▶ TASK REQUIREMENTS
Leave out the pictures and copy everything else in the entries exactly.

[Data extracted from a collection]
....
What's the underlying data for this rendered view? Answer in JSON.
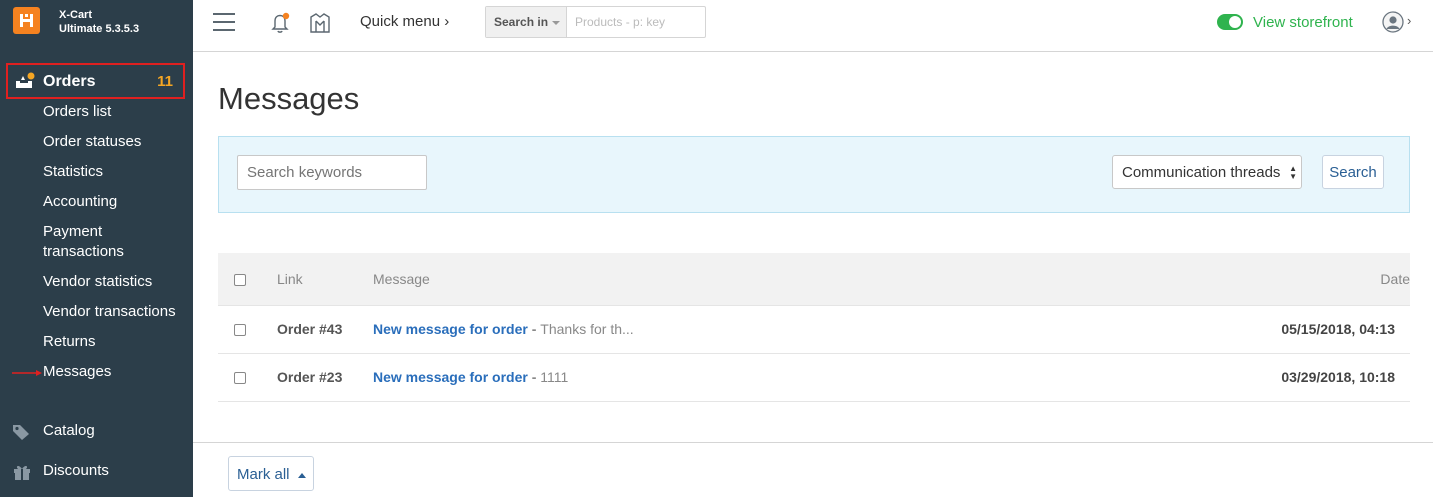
{
  "brand": {
    "name_line1": "X-Cart",
    "name_line2": "Ultimate 5.3.5.3"
  },
  "sidebar": {
    "orders": {
      "label": "Orders",
      "count": "11"
    },
    "sub_items": [
      {
        "label": "Orders list"
      },
      {
        "label": "Order statuses"
      },
      {
        "label": "Statistics"
      },
      {
        "label": "Accounting"
      },
      {
        "label": "Payment"
      },
      {
        "label": "transactions"
      },
      {
        "label": "Vendor statistics"
      },
      {
        "label": "Vendor transactions"
      },
      {
        "label": "Returns"
      },
      {
        "label": "Messages"
      }
    ],
    "main_items": [
      {
        "label": "Catalog",
        "icon": "tags-icon"
      },
      {
        "label": "Discounts",
        "icon": "gift-icon"
      }
    ]
  },
  "topbar": {
    "quick_menu": "Quick menu ›",
    "search_in": "Search in",
    "search_placeholder": "Products - p: key",
    "view_storefront": "View storefront"
  },
  "page": {
    "title": "Messages"
  },
  "filter": {
    "keywords_placeholder": "Search keywords",
    "thread_select": "Communication threads",
    "search_button": "Search"
  },
  "table": {
    "headers": {
      "link": "Link",
      "message": "Message",
      "date": "Date"
    },
    "rows": [
      {
        "link": "Order #43",
        "subject": "New message for order",
        "separator": " - ",
        "body": "Thanks for th...",
        "date": "05/15/2018, 04:13"
      },
      {
        "link": "Order #23",
        "subject": "New message for order",
        "separator": " - ",
        "body": "1111",
        "date": "03/29/2018, 10:18"
      }
    ]
  },
  "footer": {
    "mark_all": "Mark all"
  },
  "colors": {
    "sidebar_bg": "#2c3e4a",
    "accent_orange": "#f58220",
    "link_blue": "#2a6ebb",
    "storefront_green": "#2fb34e",
    "highlight_red": "#e02020"
  }
}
....
▶ RESPONSE TO THIS TASK
What's the underlying data for this rendered view? Answer in JSON.
{
  "brand": {
    "name_line1": "X-Cart",
    "name_line2": "Ultimate 5.3.5.3"
  },
  "sidebar": {
    "orders": {
      "label": "Orders",
      "count": "11"
    },
    "sub_items": [
      {
        "label": "Orders list"
      },
      {
        "label": "Order statuses"
      },
      {
        "label": "Statistics"
      },
      {
        "label": "Accounting"
      },
      {
        "label": "Payment"
      },
      {
        "label": "transactions"
      },
      {
        "label": "Vendor statistics"
      },
      {
        "label": "Vendor transactions"
      },
      {
        "label": "Returns"
      },
      {
        "label": "Messages"
      }
    ],
    "main_items": [
      {
        "label": "Catalog",
        "icon": "tags-icon"
      },
      {
        "label": "Discounts",
        "icon": "gift-icon"
      }
    ]
  },
  "topbar": {
    "quick_menu": "Quick menu ›",
    "search_in": "Search in",
    "search_placeholder": "Products - p: key",
    "view_storefront": "View storefront"
  },
  "page": {
    "title": "Messages"
  },
  "filter": {
    "keywords_placeholder": "Search keywords",
    "thread_select": "Communication threads",
    "search_button": "Search"
  },
  "table": {
    "headers": {
      "link": "Link",
      "message": "Message",
      "date": "Date"
    },
    "rows": [
      {
        "link": "Order #43",
        "subject": "New message for order",
        "separator": " - ",
        "body": "Thanks for th...",
        "date": "05/15/2018, 04:13"
      },
      {
        "link": "Order #23",
        "subject": "New message for order",
        "separator": " - ",
        "body": "1111",
        "date": "03/29/2018, 10:18"
      }
    ]
  },
  "footer": {
    "mark_all": "Mark all"
  },
  "colors": {
    "sidebar_bg": "#2c3e4a",
    "accent_orange": "#f58220",
    "link_blue": "#2a6ebb",
    "storefront_green": "#2fb34e",
    "highlight_red": "#e02020"
  }
}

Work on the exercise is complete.